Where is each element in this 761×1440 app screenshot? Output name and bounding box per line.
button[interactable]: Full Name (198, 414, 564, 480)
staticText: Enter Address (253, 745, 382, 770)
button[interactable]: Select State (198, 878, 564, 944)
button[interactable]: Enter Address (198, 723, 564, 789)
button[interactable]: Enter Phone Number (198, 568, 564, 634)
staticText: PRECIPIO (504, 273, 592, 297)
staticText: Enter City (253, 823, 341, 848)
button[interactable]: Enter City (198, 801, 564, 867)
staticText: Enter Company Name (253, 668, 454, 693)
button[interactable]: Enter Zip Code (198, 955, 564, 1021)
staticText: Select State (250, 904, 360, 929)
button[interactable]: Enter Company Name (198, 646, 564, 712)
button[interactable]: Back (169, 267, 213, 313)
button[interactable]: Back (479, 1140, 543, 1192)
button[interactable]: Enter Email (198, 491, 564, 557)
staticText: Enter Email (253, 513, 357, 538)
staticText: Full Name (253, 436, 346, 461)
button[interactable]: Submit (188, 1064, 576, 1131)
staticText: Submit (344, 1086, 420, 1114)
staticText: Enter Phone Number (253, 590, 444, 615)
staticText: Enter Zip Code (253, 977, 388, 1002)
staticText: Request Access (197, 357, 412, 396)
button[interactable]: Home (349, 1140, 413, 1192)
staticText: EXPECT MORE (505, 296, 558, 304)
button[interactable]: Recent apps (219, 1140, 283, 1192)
-=-=-=-=-
### Task directions
Please pull every line from the records above that contains the word "City", treating uppercase and lowercase as different.

### Solution to the problem
staticText: Enter City (253, 823, 341, 848)
button[interactable]: Enter City (198, 801, 564, 867)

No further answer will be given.